### Set task
Give only the number of lines in these records that contain the word "text".

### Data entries
## start
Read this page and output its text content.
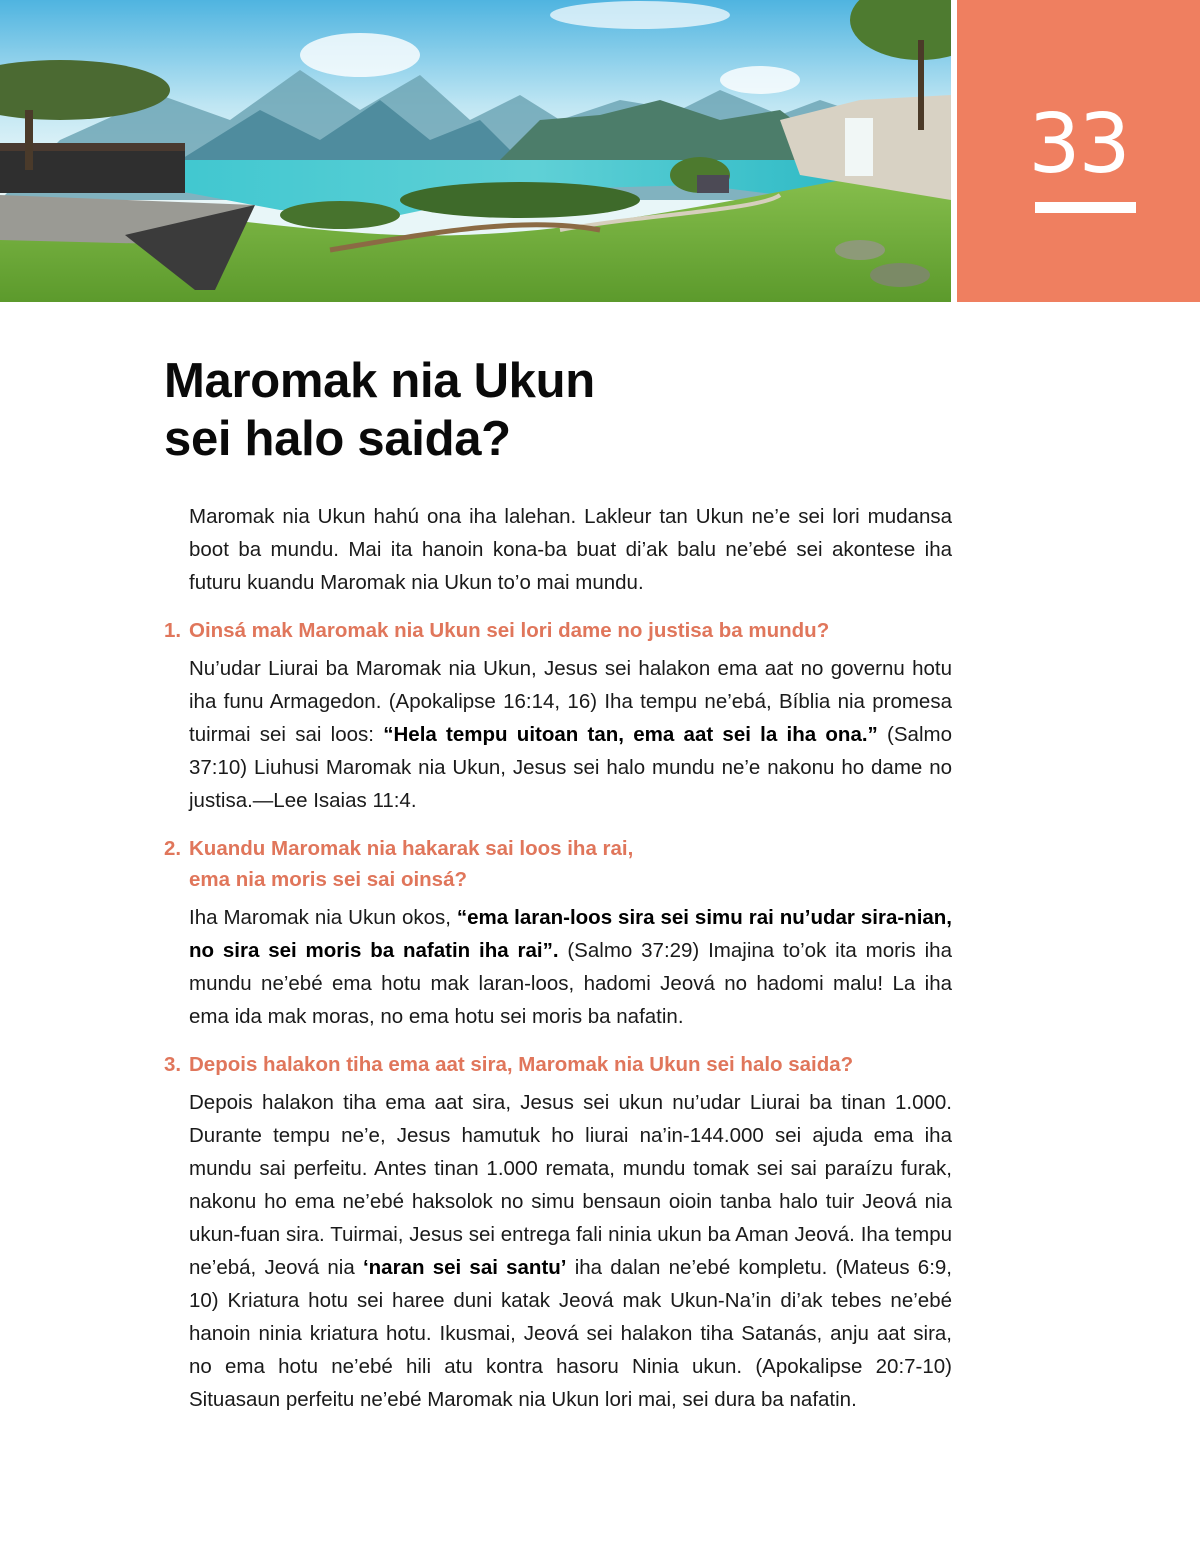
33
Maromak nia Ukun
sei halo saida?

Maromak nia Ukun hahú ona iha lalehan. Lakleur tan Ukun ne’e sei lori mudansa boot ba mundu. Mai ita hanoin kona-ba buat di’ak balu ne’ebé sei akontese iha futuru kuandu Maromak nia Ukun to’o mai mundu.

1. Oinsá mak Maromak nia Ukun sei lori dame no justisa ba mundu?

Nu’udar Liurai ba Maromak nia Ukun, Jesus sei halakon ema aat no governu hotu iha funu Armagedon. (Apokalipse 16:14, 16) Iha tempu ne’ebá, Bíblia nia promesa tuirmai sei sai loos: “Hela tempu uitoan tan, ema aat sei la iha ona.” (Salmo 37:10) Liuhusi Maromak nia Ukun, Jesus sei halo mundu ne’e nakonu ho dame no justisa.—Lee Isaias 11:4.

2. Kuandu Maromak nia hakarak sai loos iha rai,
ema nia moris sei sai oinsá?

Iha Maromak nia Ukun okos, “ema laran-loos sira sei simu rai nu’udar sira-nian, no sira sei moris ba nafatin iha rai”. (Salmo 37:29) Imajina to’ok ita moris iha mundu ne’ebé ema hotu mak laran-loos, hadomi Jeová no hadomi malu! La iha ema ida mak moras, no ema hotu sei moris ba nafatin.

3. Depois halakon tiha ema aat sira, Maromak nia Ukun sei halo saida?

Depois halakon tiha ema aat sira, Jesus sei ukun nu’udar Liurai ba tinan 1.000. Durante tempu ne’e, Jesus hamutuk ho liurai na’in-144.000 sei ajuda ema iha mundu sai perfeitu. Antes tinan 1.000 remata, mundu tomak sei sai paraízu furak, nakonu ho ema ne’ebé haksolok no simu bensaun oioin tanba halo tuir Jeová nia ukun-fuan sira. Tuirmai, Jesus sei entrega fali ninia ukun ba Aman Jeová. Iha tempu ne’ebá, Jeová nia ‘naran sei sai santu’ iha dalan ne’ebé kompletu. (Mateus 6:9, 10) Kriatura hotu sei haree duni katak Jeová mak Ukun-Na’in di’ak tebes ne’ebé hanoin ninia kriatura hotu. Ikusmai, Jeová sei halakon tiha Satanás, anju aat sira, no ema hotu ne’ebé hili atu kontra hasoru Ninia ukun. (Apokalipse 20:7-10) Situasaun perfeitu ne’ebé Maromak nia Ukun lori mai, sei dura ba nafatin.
## end
## start
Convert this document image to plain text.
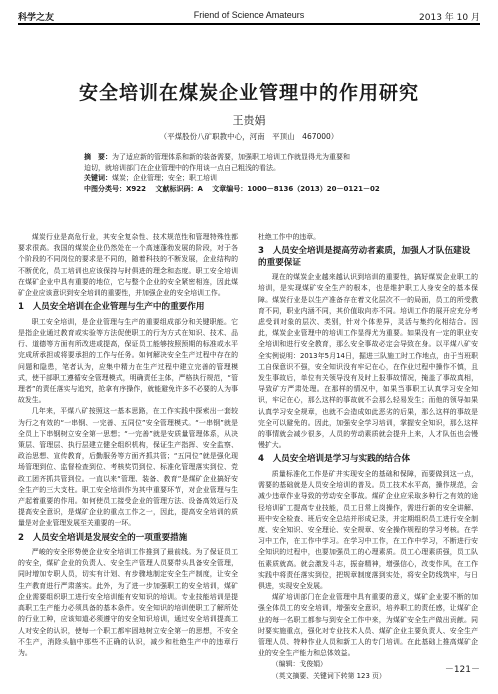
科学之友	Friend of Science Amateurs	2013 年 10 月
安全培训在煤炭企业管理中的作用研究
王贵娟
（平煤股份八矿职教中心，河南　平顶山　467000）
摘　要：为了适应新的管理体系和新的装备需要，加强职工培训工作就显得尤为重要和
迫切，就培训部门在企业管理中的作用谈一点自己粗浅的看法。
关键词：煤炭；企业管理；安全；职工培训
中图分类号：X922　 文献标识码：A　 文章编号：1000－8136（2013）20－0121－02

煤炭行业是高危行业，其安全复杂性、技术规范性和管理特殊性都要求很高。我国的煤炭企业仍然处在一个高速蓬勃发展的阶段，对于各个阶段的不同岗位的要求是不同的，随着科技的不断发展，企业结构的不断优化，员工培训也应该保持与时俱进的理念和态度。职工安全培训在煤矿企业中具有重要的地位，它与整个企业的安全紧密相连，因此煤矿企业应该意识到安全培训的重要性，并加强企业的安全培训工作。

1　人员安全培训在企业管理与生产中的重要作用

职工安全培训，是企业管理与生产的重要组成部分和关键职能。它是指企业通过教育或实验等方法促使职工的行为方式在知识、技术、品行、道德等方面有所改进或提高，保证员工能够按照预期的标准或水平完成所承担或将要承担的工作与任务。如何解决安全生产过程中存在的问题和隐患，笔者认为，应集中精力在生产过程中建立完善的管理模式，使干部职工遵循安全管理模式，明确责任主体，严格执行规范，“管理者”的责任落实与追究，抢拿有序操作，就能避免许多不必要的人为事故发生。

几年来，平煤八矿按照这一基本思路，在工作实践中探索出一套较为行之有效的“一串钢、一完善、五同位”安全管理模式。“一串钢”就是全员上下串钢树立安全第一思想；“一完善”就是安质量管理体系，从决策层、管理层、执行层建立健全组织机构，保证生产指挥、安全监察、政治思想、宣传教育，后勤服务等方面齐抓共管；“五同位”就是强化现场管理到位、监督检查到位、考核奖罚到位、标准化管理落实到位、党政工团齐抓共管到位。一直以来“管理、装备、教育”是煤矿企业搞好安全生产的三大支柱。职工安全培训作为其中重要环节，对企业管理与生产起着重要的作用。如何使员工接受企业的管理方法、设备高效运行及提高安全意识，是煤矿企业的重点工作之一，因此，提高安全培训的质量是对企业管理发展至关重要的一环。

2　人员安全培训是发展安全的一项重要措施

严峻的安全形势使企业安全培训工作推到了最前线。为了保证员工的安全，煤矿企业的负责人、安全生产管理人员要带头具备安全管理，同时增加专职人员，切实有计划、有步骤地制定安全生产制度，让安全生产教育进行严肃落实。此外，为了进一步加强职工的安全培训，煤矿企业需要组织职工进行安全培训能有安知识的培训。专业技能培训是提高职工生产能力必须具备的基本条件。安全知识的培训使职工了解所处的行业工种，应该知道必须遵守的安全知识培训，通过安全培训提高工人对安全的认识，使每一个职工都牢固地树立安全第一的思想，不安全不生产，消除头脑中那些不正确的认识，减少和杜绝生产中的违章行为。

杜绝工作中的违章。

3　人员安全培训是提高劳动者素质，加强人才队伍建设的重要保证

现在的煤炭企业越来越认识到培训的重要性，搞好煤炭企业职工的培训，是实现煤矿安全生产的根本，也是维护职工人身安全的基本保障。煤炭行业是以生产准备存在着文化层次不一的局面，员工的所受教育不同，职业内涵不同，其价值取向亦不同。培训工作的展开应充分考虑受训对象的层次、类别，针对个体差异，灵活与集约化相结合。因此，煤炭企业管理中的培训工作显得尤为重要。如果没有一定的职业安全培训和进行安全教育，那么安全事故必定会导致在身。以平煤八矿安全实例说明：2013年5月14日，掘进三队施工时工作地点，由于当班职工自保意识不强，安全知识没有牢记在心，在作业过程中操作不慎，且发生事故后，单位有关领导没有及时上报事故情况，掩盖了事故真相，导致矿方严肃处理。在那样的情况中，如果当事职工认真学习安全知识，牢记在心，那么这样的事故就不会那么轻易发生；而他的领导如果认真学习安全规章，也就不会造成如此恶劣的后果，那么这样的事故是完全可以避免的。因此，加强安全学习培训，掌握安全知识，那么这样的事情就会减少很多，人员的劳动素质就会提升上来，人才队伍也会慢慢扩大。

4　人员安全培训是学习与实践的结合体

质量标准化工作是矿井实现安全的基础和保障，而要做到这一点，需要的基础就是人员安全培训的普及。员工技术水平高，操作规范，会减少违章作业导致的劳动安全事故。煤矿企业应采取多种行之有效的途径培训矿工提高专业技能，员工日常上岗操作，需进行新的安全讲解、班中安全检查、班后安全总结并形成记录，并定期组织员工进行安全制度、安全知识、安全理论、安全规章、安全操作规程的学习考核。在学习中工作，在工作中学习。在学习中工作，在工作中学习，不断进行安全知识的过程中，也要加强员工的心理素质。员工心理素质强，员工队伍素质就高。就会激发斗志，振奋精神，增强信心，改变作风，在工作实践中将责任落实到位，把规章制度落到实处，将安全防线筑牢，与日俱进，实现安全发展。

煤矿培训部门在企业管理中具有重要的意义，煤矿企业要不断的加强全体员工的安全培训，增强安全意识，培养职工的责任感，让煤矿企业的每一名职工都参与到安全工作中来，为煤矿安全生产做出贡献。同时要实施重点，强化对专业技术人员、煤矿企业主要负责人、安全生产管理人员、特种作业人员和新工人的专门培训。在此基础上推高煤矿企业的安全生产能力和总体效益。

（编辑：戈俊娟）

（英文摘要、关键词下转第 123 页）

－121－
## end
## start
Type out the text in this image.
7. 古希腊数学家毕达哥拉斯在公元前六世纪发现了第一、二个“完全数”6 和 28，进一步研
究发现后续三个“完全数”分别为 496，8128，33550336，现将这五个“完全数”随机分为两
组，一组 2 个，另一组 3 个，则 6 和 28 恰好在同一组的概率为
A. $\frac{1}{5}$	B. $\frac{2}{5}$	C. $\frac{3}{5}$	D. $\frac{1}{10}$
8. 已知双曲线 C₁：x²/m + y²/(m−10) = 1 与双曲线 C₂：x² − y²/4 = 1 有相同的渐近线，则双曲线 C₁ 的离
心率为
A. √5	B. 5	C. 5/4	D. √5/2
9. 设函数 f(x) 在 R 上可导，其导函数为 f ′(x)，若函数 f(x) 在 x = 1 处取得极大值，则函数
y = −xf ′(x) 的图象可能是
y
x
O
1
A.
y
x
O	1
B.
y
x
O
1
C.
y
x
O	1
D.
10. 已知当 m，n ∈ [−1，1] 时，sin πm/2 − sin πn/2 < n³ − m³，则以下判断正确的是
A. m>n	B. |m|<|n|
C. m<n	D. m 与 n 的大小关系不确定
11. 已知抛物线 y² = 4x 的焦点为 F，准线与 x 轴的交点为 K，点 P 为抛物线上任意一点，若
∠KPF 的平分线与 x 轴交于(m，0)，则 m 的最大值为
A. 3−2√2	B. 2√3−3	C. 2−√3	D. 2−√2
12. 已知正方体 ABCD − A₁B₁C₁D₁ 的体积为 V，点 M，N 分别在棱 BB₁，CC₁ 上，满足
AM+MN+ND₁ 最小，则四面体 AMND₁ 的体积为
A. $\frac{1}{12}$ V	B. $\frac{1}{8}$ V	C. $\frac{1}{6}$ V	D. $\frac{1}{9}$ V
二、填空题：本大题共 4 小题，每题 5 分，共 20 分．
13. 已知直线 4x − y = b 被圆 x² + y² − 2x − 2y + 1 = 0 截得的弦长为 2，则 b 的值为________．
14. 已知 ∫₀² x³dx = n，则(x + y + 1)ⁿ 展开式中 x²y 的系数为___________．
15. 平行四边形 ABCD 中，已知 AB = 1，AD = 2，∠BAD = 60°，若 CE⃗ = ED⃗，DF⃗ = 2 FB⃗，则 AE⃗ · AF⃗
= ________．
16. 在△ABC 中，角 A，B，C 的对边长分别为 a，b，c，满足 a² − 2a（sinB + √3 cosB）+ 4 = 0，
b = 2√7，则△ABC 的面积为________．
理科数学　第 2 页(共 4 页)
## end
### Problem solution
3